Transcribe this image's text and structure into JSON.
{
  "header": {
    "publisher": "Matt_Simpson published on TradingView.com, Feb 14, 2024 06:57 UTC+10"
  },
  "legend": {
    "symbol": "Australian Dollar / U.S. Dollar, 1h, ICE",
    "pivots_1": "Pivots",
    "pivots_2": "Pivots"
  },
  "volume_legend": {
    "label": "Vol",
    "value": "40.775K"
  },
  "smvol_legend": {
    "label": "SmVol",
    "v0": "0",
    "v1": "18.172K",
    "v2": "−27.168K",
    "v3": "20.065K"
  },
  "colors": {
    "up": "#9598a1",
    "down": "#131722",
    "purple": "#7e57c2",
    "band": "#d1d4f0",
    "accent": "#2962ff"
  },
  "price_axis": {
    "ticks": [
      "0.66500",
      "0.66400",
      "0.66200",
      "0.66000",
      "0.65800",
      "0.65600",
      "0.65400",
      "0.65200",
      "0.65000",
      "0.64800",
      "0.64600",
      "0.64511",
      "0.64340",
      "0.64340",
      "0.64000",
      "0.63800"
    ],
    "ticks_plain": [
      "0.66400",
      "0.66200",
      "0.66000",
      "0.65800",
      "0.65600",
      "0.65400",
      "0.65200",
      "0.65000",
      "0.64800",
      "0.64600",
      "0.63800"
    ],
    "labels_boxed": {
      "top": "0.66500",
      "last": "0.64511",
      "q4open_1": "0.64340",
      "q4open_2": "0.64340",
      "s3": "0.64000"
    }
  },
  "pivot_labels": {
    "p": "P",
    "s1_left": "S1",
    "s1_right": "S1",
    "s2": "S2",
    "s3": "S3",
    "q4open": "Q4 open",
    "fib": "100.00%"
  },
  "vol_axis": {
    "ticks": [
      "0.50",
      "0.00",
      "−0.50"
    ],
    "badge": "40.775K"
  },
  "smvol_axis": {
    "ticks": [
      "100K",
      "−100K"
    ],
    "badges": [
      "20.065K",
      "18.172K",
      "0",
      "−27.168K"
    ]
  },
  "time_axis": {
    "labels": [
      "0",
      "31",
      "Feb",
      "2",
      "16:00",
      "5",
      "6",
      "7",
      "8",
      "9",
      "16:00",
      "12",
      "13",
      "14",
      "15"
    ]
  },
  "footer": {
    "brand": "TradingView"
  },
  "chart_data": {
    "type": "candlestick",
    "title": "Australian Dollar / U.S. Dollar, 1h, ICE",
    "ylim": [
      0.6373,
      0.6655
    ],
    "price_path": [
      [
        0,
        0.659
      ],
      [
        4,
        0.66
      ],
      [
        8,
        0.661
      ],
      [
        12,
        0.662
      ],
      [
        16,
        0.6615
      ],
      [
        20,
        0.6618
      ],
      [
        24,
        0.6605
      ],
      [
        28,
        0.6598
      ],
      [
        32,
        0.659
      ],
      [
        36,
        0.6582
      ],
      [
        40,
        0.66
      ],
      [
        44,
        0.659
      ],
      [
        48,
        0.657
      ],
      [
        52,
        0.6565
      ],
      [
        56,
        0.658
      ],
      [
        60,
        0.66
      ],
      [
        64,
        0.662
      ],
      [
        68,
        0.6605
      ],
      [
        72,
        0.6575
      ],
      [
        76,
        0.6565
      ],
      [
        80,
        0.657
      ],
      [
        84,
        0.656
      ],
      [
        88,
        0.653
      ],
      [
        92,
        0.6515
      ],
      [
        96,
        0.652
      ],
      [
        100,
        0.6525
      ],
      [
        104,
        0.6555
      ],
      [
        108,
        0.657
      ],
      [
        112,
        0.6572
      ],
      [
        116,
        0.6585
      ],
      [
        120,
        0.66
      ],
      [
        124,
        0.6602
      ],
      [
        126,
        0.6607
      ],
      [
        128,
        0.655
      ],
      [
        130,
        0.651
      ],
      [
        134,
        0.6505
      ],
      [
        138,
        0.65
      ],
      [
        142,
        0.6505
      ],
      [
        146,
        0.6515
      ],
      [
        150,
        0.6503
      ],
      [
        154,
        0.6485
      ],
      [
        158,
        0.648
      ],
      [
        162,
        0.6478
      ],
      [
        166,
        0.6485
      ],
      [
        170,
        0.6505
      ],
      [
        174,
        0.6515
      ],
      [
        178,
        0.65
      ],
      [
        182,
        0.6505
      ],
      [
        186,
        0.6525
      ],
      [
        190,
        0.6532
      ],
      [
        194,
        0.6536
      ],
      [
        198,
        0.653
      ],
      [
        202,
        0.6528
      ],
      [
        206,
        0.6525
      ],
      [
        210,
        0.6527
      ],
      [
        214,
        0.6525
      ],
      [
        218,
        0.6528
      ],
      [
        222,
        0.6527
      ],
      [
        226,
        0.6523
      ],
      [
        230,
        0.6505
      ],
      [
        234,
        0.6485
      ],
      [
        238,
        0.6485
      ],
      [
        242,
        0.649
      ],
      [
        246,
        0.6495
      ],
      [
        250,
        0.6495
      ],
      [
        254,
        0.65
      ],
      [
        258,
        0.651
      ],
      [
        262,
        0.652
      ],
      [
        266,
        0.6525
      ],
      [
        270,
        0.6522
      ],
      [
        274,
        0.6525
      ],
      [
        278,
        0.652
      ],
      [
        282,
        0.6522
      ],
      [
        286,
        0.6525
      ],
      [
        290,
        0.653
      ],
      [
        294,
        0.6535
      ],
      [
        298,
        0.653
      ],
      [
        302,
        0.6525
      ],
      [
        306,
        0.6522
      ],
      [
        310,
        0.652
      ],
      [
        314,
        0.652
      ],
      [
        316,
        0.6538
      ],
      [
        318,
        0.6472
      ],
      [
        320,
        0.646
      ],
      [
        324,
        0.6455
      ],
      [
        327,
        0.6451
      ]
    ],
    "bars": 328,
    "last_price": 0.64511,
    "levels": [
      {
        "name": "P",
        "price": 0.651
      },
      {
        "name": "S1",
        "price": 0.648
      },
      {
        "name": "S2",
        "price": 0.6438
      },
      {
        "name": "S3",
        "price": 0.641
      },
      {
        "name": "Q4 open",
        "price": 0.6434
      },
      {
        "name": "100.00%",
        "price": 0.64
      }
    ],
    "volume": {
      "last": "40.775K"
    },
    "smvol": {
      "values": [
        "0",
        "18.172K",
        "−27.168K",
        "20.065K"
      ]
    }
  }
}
++++++++++
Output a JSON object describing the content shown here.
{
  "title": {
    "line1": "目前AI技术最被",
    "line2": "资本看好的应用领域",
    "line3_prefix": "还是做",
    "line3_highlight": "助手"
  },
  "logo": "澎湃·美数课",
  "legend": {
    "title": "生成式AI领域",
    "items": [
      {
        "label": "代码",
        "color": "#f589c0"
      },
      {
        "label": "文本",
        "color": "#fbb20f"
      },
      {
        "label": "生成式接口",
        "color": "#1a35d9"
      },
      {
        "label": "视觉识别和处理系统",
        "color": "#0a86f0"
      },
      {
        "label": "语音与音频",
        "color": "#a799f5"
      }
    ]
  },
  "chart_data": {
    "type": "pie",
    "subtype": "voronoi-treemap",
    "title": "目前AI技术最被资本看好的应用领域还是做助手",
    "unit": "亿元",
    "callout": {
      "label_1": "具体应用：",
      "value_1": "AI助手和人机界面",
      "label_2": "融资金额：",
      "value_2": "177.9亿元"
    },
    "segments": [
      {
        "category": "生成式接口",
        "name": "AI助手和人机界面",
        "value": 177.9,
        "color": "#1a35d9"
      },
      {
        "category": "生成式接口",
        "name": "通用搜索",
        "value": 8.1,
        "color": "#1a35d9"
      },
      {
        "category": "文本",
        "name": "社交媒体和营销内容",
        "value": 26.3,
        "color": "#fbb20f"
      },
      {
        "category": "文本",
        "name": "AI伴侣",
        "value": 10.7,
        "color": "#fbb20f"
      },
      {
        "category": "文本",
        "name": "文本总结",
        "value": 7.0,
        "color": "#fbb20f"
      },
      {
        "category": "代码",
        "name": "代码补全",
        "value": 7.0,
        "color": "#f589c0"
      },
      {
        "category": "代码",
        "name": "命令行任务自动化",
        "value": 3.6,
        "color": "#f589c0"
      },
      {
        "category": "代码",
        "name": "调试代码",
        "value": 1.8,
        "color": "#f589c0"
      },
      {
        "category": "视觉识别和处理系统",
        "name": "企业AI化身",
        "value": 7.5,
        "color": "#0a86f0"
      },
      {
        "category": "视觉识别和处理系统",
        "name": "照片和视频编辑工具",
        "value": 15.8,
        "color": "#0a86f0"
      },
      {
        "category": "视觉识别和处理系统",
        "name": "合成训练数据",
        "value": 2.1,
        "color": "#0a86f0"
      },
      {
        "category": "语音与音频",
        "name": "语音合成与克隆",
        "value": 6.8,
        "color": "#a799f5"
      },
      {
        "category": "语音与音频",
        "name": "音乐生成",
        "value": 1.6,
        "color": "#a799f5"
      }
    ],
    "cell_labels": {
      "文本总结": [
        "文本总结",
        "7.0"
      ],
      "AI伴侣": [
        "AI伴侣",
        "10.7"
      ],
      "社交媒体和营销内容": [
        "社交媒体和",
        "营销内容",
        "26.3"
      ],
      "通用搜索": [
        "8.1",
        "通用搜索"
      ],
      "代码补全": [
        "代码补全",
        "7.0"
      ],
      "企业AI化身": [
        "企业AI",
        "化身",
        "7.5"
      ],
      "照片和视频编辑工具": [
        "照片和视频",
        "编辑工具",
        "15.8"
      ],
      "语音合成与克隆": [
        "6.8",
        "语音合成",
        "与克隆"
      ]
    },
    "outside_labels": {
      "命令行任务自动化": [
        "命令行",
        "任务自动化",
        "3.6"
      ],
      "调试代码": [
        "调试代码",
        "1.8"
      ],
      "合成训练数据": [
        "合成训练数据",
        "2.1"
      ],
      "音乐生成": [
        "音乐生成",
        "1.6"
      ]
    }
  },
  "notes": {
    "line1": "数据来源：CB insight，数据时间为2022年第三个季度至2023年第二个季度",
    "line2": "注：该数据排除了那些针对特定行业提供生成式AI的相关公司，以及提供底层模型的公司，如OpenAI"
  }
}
++++++++++
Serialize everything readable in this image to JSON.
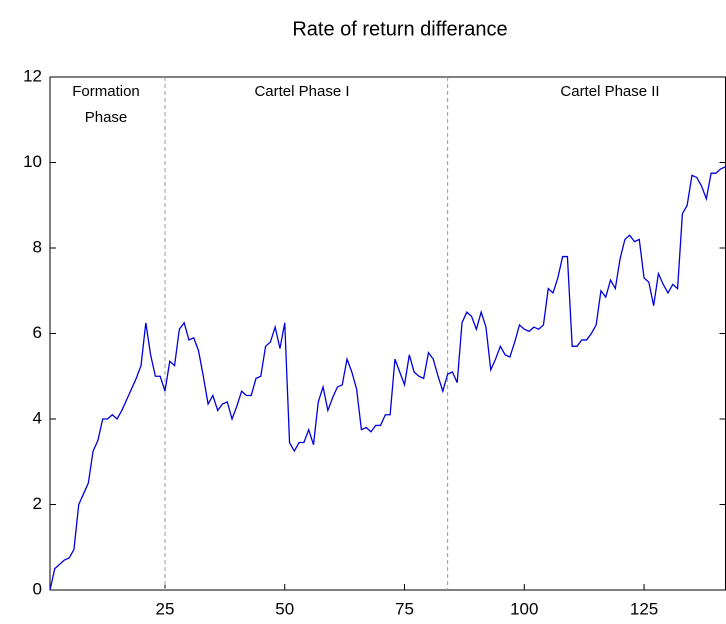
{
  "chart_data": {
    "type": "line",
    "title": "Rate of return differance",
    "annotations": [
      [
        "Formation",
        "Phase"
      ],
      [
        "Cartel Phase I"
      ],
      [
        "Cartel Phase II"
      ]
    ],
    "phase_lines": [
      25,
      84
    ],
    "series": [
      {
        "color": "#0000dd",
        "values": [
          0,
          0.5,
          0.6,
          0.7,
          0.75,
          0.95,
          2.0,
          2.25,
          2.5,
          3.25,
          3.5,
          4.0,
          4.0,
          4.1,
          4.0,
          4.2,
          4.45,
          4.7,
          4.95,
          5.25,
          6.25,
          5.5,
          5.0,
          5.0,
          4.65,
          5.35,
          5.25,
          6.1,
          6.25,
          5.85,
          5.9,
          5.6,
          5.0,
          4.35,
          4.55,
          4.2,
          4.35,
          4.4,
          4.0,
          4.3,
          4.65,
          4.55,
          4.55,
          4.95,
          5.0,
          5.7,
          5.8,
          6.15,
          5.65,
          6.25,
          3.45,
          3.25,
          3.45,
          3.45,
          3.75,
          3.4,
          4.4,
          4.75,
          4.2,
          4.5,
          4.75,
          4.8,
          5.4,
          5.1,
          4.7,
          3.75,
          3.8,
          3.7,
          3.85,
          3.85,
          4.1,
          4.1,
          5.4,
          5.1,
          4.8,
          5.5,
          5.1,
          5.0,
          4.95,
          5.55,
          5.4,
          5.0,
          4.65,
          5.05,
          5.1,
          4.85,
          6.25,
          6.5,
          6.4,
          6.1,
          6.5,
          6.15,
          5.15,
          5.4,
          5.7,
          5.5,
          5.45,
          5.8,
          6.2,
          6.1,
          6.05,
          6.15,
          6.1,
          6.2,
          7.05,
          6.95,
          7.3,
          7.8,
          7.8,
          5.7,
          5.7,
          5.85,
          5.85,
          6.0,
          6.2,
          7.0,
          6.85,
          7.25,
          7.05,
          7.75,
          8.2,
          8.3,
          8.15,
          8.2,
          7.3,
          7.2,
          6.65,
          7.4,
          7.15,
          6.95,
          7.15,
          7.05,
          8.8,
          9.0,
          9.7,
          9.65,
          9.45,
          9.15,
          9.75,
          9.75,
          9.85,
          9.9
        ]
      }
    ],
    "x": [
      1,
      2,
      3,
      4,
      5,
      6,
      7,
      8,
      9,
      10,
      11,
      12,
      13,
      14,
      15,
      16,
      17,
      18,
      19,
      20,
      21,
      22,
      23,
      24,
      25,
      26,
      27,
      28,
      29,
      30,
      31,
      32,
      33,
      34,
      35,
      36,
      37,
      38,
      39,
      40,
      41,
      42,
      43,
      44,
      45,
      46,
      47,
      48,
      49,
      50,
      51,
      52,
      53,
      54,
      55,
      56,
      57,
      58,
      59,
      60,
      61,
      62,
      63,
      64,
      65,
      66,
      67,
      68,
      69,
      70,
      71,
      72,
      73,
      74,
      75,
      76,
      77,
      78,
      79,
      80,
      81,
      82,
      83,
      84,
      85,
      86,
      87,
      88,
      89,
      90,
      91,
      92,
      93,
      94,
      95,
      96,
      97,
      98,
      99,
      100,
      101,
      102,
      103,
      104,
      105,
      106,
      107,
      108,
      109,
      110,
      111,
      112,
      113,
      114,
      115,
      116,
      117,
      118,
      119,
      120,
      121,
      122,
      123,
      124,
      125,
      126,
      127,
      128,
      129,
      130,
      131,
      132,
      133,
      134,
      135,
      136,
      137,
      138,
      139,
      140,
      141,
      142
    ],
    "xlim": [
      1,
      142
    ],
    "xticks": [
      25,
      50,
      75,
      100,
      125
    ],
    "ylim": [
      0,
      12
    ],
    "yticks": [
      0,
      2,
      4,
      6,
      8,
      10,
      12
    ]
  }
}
++++++++++
■ Task description
List each line in the listing that contains the string "Australian".

■ Exercise output
    "symbol": "Australian Dollar / U.S. Dollar, 1h, ICE",
    "title": "Australian Dollar / U.S. Dollar, 1h, ICE",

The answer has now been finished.